PASSAGE TO READ —
Thursday, February 23, 2012

Why we depend on the success of hotels: a look at the B and B industry through the lens of hotels

As a bed and breakfast owner since 1991 operating in North America's most competitive market (Manhattan) I have learned to accept that we will always play second fiddle to the behemoth that is the hotel. We simply don't have the budget or scale to compete with them and by competition I mean marketing. With the advent of the internet it has become increasingly difficult to get noticed. As an innkeeper I have tried everything from studying the mechanics of SEO to web design to phone manner to the power of the special offer, to of course loyalty.

JOB A — In the post about bed and breakfasts and hotels, since what year has the writer owned a bed and breakfast?
JOB B —
Check each statement against the post about bed and breakfasts and hotels. Answer yes or no, and quote the words that settle it.
(i) The writer's bed and breakfast operates in Manhattan.
(ii) According to the writer, the internet has made it easier to get noticed.
(iii) Studying SEO is among the things the writer has tried.
JOB C — Write the next part of the post about bed and breakfasts and hotels, picking up after its final sentence.
The lines that come next have no role in anything asked here.

DATA SHOWN —
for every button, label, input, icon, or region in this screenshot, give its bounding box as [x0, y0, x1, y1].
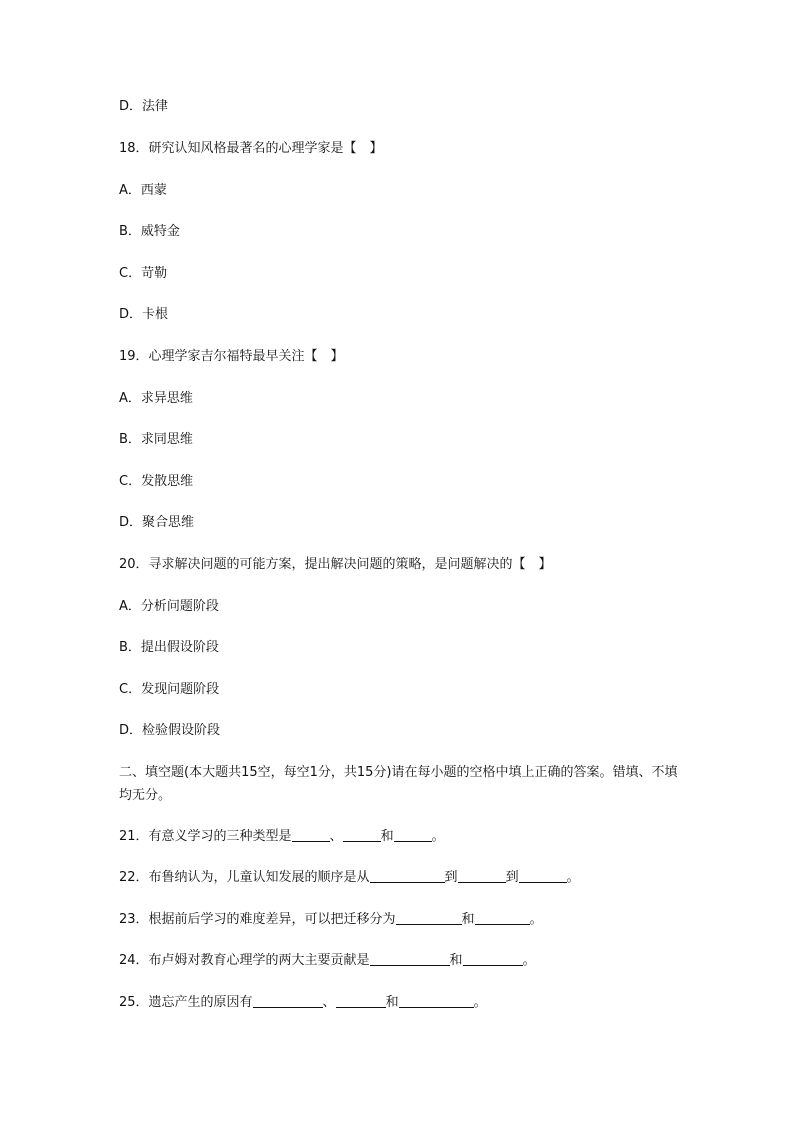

FINAL ANSWER A — Since 1991.

FINAL ANSWER B —
(i) Yes: "operating in North America's most competitive market (Manhattan)"
(ii) No: "With the advent of the internet it has become increasingly difficult to get noticed."
(iii) Yes: "I have tried everything from studying the mechanics of SEO to web design"

FINAL ANSWER C —
There is no doubt that every little move we make or new strategy that we implement has an impact on the success of our businesses but in the final analysis nothing is more integral to our success than the success of the hotels, in as much as the more hotel rooms that are booked the greater the likelihood that tourists or business travelers alike will look elsewhere. Demand drives up rates and when rates get high travelers are more apt to seek out alternatives. When this occurs (particularly during the busier periods in the spring and fall) travelers get more creative with their searches which creates a greater opportunity for the likes of ourselves

Ultimately in order to thrive in an environment as competitive as New York where the number of hotel rooms has increased dramatically in the last several years, we have to, as a small player, provide more for less. To alleviate the manifest financial burden we have to cut corners of course, and as noted in previous blogs, service is chief among them. Unlike the majority of hotels, we provide limited services while increasing the amount of space and quality in our suites for a price that is below the hotel average and considerably below similar hotel suites. We don't do this because we want to beat them at their own game, we do it because we have to. Hotels will always get the lion's share on account of their greater reach. However, if the numbers of travelers coming to New York City was to revert to the previous highs none of this would be quite so critical.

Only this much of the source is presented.